* _Stored data_
[BEGIN]
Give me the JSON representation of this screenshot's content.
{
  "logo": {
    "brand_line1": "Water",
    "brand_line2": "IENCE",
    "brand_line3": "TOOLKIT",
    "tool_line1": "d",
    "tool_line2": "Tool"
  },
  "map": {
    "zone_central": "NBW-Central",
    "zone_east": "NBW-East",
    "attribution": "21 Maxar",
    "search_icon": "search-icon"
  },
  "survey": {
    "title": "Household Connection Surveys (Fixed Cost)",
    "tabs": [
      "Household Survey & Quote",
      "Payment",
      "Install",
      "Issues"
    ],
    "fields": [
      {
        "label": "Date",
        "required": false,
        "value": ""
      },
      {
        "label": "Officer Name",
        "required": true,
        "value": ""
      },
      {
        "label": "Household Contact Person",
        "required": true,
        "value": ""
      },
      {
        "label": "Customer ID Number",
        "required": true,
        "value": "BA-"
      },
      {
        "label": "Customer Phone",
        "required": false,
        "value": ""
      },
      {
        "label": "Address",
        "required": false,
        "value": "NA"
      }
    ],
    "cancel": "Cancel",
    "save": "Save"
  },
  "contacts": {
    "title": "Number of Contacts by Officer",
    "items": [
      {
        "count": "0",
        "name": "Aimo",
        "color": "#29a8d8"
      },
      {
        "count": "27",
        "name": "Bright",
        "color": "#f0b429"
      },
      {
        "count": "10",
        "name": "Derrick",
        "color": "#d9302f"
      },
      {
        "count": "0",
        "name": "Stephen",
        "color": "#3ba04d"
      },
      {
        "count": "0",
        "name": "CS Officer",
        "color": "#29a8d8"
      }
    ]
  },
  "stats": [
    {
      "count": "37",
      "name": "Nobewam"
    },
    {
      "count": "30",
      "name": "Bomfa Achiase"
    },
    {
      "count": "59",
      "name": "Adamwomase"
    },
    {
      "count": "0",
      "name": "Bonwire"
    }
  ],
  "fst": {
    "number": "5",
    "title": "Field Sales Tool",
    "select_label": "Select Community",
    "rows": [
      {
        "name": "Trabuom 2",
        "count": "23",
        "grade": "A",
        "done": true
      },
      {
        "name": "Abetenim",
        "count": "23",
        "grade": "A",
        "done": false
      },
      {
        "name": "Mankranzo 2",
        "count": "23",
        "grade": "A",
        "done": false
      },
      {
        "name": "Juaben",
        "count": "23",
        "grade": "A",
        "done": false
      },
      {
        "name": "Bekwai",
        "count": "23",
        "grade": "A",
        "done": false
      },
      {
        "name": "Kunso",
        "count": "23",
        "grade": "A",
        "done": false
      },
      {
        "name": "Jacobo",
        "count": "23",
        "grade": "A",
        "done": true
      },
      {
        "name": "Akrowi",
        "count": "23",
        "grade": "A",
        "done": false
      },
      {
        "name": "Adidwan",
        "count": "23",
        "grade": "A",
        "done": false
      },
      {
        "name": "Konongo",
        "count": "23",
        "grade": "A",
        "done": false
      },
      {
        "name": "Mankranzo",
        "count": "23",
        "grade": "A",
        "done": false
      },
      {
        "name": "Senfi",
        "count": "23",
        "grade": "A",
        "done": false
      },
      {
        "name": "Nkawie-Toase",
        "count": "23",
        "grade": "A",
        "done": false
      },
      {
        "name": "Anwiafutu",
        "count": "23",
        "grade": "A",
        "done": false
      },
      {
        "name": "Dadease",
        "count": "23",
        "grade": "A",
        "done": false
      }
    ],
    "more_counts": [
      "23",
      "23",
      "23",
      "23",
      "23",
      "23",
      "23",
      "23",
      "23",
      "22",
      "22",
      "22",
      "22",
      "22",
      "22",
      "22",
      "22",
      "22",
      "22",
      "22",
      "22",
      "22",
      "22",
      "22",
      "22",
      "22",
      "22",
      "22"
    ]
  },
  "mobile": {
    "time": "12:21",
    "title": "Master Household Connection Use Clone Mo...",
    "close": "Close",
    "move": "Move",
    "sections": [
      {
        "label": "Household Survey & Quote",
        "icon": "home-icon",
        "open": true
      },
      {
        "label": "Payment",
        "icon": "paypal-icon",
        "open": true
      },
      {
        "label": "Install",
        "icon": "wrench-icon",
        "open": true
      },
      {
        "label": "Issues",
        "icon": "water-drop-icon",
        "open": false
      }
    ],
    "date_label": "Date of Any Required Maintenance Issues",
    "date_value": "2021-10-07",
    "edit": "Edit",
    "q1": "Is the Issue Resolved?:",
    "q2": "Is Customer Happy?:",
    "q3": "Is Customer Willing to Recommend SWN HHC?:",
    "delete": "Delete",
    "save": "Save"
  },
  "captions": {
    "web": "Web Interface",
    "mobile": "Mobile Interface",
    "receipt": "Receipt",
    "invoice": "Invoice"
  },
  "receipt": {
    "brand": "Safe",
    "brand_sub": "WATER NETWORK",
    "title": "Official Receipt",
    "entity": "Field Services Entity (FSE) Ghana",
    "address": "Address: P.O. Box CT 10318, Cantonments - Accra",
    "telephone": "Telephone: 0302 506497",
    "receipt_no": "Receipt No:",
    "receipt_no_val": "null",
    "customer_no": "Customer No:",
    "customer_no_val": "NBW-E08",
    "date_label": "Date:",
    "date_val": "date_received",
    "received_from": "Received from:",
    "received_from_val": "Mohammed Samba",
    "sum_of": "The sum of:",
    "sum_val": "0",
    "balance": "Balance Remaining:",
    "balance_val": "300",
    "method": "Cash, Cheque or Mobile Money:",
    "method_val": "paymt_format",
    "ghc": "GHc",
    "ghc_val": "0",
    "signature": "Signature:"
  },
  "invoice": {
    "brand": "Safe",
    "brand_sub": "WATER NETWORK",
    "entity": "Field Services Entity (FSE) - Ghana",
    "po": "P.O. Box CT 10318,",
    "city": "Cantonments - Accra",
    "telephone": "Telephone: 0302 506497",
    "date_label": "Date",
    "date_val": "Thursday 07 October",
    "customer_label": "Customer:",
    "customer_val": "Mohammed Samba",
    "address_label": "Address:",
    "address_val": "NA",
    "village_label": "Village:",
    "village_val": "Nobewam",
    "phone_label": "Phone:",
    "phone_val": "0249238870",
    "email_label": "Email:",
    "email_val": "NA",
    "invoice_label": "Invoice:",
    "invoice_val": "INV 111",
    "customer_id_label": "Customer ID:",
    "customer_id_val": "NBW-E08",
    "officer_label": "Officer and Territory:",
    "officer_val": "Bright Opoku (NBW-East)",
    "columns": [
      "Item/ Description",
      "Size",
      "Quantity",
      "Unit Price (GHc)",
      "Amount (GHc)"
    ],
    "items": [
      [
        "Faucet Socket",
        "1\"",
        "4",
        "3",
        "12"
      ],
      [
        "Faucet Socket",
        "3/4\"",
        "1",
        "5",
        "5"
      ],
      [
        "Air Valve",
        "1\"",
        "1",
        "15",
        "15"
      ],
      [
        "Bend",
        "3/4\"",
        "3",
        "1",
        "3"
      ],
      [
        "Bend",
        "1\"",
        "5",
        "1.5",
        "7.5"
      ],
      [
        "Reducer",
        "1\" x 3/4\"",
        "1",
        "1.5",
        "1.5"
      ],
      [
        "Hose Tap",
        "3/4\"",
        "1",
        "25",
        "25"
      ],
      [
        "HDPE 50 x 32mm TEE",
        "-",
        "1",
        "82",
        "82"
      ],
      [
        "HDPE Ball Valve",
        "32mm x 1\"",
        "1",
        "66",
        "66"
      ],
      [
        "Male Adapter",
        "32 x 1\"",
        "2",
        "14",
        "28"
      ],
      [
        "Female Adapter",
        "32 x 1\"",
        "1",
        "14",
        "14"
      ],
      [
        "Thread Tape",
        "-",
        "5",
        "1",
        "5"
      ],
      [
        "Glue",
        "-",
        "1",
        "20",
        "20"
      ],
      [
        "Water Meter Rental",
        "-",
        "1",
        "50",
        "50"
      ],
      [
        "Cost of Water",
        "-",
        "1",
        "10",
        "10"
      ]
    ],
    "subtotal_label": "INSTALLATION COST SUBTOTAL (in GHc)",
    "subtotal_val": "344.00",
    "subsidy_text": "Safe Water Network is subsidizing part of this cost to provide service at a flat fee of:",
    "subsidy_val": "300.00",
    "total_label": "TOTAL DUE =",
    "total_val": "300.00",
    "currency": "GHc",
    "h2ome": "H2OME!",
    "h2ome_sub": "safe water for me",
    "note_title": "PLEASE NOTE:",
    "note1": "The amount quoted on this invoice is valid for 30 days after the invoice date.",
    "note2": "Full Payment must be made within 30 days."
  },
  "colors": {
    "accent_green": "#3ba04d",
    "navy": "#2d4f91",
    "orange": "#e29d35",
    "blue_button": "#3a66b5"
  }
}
[END]
* _Exercise_
Using the listing, copy every line where the word "Entity" shows up.

* _Expected answer_
    "entity": "Field Services Entity (FSE) Ghana",
    "entity": "Field Services Entity (FSE) - Ghana",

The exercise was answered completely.